For most of us, it’s more difficult to write than to speak. Even to compose a thank-you letter is more difficult than to just pick up the phone and say thank you. That’s why teaching of writing in schools was often called “composition.” It takes more time and effort to translate my inner experience into the written word. Consider that the novelist Graham Greene wrote over 30 novels using the rule of only 500 words a day.
So when I write - i.e. translate my inner experience into the written word - something especially important, or creative, is happening.
So here are my four stages or rules of writing:
1) Write. Let what you’re writing emerge as is. This is the First Draft, where you don’t have to worry about things like spelling, punctuation, or even the logic of your subject. Just get it out of your head onto paper (or the computer screen). For me sometimes I do best when my first first (rough) draft is on paper, then I type it into my computer, becoming the official first draft. That’s the first stage. Just get it out there.
2) Next - and this is what I often missed - read what you have written for the presence of a message (often unconscious) from the writing to the writer. “What does what I’ve just written want to say or show me?” Spend some time here, this is the first direction - A) First the writing serves the writer (← ). For those who practice journaling, what you journal can then tell you what you have just journalled. You can use the practice of meditation here, or the benefits of walking, especially out in nature.
Often for me, the message from the writing comes more as a pattern or gestalt that is quite independent of what I thought I wrote. Sometimes it can take some personal discipline or insight to catch this. And it’s a message no other person would be able to discern. It’s just from the writing to me ←. The unconscious it seems is always looking for ways to get our attention. If you discern nothing, that’s OK too. You’ve honored the writing just by asking.
3) Now, begin rewriting the document, letter, story, etc. so that it’s own purpose can be fulfilled. This is the second direction - B) The writer serves the writing (→). Now the work can become itself, independent of the writer’s self or ego. Justice Louis D. Brandeis once wrote, “There is no such thing as good writing, only good rewriting.” It’s up to you how many drafts are necessary for the work to become fully itself. That’s why “a page a day” is so often the pace of full-time writer-novelists.

Supplied data
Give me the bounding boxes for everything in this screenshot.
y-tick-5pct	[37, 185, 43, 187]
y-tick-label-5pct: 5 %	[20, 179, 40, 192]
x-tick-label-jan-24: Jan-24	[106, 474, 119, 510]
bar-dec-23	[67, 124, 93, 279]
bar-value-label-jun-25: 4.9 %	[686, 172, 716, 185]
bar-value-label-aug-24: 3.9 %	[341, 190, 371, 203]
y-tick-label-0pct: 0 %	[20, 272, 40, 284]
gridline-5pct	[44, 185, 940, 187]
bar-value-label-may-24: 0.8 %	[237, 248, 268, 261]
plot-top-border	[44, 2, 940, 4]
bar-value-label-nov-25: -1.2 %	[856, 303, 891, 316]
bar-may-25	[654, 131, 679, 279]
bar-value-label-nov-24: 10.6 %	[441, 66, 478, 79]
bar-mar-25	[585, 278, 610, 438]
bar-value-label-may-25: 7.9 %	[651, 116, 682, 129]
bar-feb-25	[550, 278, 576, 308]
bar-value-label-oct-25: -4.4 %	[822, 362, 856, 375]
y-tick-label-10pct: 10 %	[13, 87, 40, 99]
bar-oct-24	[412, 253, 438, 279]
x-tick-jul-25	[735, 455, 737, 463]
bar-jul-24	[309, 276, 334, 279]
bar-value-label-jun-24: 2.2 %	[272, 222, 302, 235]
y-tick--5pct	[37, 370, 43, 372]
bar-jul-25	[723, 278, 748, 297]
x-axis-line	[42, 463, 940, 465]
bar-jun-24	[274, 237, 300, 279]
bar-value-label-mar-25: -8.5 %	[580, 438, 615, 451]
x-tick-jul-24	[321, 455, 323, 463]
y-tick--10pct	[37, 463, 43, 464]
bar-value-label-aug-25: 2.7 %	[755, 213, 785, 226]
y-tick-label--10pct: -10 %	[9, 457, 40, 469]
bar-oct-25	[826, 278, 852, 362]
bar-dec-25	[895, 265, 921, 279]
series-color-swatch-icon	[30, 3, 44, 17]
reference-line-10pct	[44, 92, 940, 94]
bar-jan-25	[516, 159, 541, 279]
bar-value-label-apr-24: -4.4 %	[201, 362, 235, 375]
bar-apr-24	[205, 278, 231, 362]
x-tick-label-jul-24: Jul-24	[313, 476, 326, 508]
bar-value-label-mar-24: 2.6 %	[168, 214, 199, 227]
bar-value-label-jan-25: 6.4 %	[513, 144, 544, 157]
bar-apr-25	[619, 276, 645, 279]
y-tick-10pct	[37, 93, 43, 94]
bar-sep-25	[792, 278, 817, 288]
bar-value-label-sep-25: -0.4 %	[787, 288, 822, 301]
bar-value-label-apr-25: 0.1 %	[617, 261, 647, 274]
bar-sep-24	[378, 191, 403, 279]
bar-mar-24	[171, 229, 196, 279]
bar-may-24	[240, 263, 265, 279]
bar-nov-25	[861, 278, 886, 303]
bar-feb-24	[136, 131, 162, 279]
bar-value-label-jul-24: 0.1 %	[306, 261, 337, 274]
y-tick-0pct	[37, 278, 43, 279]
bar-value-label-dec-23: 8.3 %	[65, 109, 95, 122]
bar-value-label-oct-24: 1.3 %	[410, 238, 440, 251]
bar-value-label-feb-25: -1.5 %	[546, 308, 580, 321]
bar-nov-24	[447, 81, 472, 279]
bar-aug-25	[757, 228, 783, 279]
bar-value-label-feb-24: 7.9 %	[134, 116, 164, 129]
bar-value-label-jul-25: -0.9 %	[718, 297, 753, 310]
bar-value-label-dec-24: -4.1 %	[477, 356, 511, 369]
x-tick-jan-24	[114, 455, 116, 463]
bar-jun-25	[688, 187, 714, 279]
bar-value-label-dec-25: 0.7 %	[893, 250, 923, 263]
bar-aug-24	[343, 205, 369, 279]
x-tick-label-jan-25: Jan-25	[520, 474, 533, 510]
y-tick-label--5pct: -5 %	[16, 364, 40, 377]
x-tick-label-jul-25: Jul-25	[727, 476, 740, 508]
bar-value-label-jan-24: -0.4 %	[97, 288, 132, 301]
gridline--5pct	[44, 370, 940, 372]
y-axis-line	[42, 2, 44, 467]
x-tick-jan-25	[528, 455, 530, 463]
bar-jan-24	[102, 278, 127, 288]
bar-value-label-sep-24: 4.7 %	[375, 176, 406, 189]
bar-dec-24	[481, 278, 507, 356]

Your tasks
1/ Set down everything in the piece on the stages of writing from "For most of" down to "words a day.", word for word.
2/ In the piece on the stages of writing, what daily word limit did Graham Greene follow?
The material comes from a separate source, not from the piece on the stages of writing.

Task answers
1/
For most of us, it’s more difficult to write than to speak. Even to compose a thank-you letter is more difficult than to just pick up the phone and say thank you. That’s why teaching of writing in schools was often called “composition.” It takes more time and effort to translate my inner experience into the written word. Consider that the novelist Graham Greene wrote over 30 novels using the rule of only 500 words a day.

2/ 500 words a day.